_A block of data:_
▼▼▼
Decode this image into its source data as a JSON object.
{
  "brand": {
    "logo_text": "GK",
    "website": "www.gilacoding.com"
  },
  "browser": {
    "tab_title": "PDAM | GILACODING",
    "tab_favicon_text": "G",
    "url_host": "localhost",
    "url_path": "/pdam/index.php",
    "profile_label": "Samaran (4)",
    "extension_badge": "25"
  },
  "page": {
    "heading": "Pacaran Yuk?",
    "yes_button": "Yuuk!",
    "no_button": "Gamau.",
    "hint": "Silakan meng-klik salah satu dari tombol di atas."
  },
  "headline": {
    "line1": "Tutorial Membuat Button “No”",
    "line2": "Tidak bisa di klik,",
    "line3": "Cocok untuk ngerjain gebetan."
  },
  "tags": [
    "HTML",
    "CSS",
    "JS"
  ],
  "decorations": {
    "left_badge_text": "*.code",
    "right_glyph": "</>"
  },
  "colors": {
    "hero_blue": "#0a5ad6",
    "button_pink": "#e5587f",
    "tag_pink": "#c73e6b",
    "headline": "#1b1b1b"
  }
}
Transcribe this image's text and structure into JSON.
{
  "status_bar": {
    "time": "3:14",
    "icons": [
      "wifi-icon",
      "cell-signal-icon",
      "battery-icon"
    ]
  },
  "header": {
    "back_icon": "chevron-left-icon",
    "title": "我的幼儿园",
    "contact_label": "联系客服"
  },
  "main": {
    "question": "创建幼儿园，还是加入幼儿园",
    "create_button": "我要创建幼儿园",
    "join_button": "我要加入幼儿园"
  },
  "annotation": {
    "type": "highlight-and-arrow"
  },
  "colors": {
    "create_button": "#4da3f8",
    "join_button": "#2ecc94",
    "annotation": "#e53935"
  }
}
▲▲▲
_GIVEN INSTRUCTION:_ Reproduce the entries above exactly.

_IN RESPONSE:_
Decode this image into its source data as a JSON object.
{
  "brand": {
    "logo_text": "GK",
    "website": "www.gilacoding.com"
  },
  "browser": {
    "tab_title": "PDAM | GILACODING",
    "tab_favicon_text": "G",
    "url_host": "localhost",
    "url_path": "/pdam/index.php",
    "profile_label": "Samaran (4)",
    "extension_badge": "25"
  },
  "page": {
    "heading": "Pacaran Yuk?",
    "yes_button": "Yuuk!",
    "no_button": "Gamau.",
    "hint": "Silakan meng-klik salah satu dari tombol di atas."
  },
  "headline": {
    "line1": "Tutorial Membuat Button “No”",
    "line2": "Tidak bisa di klik,",
    "line3": "Cocok untuk ngerjain gebetan."
  },
  "tags": [
    "HTML",
    "CSS",
    "JS"
  ],
  "decorations": {
    "left_badge_text": "*.code",
    "right_glyph": "</>"
  },
  "colors": {
    "hero_blue": "#0a5ad6",
    "button_pink": "#e5587f",
    "tag_pink": "#c73e6b",
    "headline": "#1b1b1b"
  }
}
Transcribe this image's text and structure into JSON.
{
  "status_bar": {
    "time": "3:14",
    "icons": [
      "wifi-icon",
      "cell-signal-icon",
      "battery-icon"
    ]
  },
  "header": {
    "back_icon": "chevron-left-icon",
    "title": "我的幼儿园",
    "contact_label": "联系客服"
  },
  "main": {
    "question": "创建幼儿园，还是加入幼儿园",
    "create_button": "我要创建幼儿园",
    "join_button": "我要加入幼儿园"
  },
  "annotation": {
    "type": "highlight-and-arrow"
  },
  "colors": {
    "create_button": "#4da3f8",
    "join_button": "#2ecc94",
    "annotation": "#e53935"
  }
}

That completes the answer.